> **GIVEN PROBLEM**: Beginning with the line that contains "Decode this image", reproduce the remaining lines of the material exactly, up to and including the last one, but no pictures.

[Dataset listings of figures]
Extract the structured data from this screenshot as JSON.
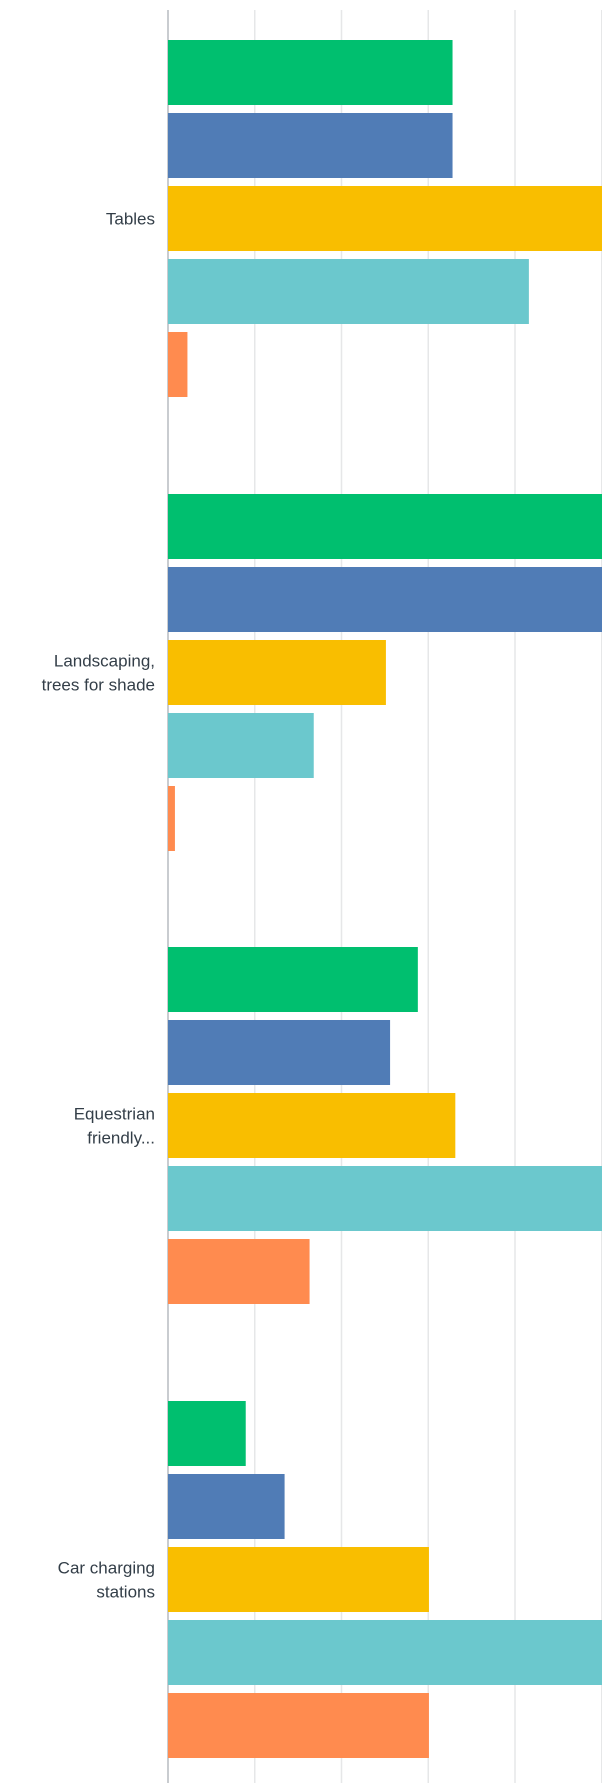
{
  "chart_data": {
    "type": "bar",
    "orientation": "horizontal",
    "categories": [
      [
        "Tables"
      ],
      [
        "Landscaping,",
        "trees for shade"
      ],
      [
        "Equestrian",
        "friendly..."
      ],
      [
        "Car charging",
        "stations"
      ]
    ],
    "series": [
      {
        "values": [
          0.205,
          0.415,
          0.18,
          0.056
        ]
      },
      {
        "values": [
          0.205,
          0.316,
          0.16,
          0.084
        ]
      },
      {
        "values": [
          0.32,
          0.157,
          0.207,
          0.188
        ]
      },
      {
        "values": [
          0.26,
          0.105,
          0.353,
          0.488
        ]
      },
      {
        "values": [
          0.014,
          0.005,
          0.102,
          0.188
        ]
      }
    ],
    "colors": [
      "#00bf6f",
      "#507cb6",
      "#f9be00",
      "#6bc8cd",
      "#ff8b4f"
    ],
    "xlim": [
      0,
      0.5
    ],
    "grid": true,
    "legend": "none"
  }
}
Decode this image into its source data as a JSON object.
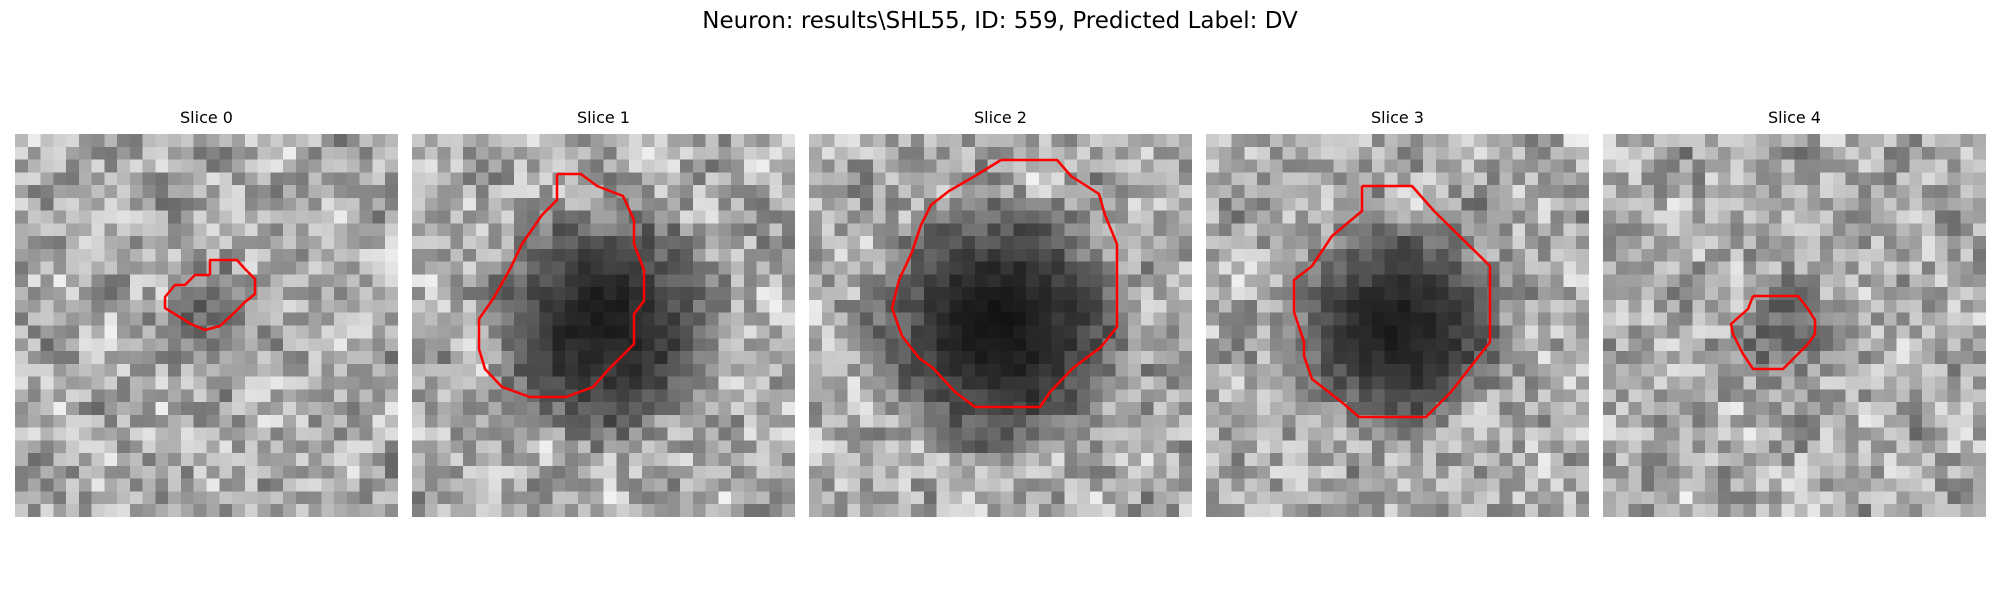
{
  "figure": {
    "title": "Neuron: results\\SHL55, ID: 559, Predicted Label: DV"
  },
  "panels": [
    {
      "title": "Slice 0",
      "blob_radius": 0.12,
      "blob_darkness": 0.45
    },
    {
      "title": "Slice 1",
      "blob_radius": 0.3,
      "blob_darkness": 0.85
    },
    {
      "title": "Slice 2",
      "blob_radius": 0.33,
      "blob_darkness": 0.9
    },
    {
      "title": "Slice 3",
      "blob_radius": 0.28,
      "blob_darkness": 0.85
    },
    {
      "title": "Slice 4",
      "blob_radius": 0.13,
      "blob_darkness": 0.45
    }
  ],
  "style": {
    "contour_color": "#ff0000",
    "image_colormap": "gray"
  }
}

> **EXPECTED ANSWER**:
Decode this image into its source data as a JSON object.
{
  "figure": {
    "title": "Neuron: results\\SHL55, ID: 559, Predicted Label: DV"
  },
  "panels": [
    {
      "title": "Slice 0",
      "blob_radius": 0.12,
      "blob_darkness": 0.45
    },
    {
      "title": "Slice 1",
      "blob_radius": 0.3,
      "blob_darkness": 0.85
    },
    {
      "title": "Slice 2",
      "blob_radius": 0.33,
      "blob_darkness": 0.9
    },
    {
      "title": "Slice 3",
      "blob_radius": 0.28,
      "blob_darkness": 0.85
    },
    {
      "title": "Slice 4",
      "blob_radius": 0.13,
      "blob_darkness": 0.45
    }
  ],
  "style": {
    "contour_color": "#ff0000",
    "image_colormap": "gray"
  }
}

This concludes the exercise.